* [Task to carry out]: Tell how many lines in the data below hold the string "Vaill"; give nothing but the number.

····················

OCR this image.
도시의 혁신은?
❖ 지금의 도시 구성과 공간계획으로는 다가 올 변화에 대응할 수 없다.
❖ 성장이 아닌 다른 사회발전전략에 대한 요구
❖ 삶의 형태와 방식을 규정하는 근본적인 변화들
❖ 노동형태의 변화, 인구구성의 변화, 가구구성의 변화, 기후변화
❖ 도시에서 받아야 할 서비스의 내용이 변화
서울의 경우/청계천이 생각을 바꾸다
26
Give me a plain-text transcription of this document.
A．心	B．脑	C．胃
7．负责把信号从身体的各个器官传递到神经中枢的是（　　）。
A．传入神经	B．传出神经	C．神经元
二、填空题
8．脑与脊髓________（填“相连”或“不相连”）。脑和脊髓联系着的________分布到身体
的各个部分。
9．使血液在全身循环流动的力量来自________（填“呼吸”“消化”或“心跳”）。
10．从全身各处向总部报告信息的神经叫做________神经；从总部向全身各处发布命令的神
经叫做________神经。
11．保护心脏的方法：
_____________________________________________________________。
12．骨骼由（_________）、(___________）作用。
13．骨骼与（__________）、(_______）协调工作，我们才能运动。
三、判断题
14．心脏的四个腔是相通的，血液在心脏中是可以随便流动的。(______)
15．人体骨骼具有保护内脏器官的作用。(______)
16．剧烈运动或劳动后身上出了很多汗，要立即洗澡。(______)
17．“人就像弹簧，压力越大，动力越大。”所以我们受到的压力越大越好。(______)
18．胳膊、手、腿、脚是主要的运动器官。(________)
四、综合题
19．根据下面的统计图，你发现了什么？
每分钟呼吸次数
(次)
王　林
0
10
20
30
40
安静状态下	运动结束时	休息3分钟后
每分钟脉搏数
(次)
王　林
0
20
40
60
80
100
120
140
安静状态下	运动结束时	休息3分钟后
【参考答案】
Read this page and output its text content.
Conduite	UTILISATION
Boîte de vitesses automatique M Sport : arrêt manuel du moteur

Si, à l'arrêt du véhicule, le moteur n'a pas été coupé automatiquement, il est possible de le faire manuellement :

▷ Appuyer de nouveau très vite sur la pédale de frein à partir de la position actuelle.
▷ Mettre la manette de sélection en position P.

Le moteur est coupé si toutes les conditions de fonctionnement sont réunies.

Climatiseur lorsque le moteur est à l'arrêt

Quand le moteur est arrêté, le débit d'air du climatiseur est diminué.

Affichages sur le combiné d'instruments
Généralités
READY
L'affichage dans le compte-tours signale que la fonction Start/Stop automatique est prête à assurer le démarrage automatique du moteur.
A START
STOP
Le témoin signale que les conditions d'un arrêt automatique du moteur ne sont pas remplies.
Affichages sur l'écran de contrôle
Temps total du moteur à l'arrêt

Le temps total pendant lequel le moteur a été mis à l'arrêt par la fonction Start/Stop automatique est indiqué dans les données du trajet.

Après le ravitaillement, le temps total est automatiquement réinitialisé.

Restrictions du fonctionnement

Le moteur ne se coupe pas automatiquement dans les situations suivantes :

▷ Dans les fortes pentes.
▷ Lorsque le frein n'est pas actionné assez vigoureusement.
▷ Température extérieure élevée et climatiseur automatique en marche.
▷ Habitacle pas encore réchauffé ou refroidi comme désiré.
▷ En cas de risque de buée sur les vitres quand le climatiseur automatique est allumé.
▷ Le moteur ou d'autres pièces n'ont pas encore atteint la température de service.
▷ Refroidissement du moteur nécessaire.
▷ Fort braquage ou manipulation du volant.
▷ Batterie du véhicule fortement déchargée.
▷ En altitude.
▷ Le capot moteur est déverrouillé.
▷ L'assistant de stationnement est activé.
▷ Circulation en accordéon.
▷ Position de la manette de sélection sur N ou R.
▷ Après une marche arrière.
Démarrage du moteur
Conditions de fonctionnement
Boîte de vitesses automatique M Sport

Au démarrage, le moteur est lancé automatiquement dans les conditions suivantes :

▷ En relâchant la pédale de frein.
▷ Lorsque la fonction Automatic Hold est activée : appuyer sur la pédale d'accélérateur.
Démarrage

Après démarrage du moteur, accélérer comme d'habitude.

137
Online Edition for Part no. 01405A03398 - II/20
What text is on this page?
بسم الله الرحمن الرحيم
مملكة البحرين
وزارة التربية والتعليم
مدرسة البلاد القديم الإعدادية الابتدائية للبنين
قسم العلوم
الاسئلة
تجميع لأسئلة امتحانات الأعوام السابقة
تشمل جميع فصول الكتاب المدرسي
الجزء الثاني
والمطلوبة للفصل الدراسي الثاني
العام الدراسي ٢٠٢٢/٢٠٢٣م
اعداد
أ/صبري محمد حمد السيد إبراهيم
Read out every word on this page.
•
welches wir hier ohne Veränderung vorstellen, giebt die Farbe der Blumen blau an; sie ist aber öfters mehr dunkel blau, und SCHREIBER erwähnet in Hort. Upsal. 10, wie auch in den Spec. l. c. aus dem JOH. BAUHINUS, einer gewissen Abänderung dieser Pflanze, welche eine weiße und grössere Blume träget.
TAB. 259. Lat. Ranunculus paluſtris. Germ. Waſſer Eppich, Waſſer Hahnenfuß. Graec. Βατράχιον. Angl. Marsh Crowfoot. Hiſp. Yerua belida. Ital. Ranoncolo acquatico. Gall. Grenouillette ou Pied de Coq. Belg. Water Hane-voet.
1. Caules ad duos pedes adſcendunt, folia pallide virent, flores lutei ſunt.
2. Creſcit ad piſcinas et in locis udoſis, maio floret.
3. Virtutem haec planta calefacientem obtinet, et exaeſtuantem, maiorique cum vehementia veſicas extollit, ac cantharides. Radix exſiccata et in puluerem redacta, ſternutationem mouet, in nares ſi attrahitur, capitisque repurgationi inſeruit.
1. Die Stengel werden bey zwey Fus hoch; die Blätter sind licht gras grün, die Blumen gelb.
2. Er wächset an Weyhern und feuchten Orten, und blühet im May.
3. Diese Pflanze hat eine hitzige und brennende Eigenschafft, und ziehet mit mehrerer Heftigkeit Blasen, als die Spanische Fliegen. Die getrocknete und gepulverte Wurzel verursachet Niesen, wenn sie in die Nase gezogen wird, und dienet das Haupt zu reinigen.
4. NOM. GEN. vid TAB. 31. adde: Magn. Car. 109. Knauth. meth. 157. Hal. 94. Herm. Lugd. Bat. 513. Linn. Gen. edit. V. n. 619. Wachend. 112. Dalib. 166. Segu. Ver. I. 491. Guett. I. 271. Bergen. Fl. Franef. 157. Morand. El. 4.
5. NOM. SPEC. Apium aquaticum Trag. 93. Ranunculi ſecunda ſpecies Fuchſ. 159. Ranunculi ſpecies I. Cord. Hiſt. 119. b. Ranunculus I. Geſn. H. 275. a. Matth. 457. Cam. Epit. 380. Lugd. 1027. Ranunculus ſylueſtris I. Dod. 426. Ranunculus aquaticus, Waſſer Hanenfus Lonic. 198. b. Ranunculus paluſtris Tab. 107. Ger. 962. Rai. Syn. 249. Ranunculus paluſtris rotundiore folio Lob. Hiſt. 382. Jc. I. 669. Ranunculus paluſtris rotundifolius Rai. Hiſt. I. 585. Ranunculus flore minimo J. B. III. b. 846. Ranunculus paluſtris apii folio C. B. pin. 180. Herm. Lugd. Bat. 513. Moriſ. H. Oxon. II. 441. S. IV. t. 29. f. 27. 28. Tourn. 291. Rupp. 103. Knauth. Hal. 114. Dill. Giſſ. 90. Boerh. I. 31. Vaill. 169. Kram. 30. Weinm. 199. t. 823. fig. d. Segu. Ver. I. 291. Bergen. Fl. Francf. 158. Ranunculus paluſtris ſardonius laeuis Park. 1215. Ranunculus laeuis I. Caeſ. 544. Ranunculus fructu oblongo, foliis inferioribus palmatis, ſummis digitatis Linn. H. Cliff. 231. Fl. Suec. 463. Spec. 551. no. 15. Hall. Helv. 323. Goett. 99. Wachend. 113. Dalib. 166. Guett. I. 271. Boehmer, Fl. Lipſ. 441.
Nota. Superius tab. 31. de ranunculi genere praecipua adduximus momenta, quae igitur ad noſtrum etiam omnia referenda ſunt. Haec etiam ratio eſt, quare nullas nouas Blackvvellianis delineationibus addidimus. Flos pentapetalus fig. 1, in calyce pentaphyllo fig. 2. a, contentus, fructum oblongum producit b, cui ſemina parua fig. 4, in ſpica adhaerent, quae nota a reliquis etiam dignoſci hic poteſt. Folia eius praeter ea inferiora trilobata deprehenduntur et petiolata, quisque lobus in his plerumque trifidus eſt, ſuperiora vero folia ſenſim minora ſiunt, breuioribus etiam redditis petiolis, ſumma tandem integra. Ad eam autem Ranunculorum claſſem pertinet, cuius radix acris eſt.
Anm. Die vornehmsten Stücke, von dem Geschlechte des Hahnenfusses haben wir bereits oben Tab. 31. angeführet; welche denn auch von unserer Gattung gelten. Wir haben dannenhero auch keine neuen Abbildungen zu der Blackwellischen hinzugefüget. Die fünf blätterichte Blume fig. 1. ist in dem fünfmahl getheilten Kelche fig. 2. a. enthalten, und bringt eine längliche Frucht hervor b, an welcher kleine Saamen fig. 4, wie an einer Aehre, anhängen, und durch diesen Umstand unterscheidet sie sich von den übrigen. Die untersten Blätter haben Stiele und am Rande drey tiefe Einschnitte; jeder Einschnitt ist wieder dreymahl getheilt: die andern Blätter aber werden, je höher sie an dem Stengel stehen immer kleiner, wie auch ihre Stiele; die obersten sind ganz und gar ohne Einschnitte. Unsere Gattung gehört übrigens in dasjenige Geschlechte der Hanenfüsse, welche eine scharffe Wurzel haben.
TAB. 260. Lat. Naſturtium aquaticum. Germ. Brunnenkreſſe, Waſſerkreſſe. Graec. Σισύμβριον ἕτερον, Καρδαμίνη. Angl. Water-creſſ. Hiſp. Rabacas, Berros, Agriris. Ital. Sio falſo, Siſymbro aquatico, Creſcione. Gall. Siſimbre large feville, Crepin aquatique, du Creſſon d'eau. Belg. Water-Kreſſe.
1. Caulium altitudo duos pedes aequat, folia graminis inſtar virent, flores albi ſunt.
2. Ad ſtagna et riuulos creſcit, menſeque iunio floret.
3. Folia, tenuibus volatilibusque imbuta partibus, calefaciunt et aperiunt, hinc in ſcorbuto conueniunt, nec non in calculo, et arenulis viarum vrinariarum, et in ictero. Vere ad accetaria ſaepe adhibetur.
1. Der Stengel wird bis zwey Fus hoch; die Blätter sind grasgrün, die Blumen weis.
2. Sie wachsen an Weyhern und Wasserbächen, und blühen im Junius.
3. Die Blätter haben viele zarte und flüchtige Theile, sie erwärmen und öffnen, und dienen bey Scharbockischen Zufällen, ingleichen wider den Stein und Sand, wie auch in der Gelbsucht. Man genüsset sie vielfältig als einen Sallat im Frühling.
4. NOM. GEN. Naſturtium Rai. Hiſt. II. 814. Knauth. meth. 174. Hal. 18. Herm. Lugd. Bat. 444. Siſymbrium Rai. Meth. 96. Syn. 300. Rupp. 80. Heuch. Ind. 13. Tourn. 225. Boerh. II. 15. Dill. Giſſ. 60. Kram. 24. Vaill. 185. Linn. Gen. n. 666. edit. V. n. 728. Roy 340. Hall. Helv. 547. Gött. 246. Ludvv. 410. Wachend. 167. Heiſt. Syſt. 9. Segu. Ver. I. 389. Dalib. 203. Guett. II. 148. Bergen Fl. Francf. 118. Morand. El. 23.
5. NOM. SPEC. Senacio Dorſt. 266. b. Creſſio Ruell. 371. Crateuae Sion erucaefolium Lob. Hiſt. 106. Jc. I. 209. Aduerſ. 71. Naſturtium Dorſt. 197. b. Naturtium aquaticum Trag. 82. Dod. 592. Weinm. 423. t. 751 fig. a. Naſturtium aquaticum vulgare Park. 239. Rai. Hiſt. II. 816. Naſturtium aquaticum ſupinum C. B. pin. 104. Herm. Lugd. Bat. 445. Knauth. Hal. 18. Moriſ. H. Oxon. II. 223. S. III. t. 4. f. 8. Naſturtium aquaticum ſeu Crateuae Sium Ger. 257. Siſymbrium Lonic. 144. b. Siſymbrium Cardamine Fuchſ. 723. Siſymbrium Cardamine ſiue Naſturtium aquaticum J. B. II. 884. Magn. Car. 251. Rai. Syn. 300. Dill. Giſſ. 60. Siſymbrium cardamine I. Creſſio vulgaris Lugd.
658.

····················

* [Correct response]: 2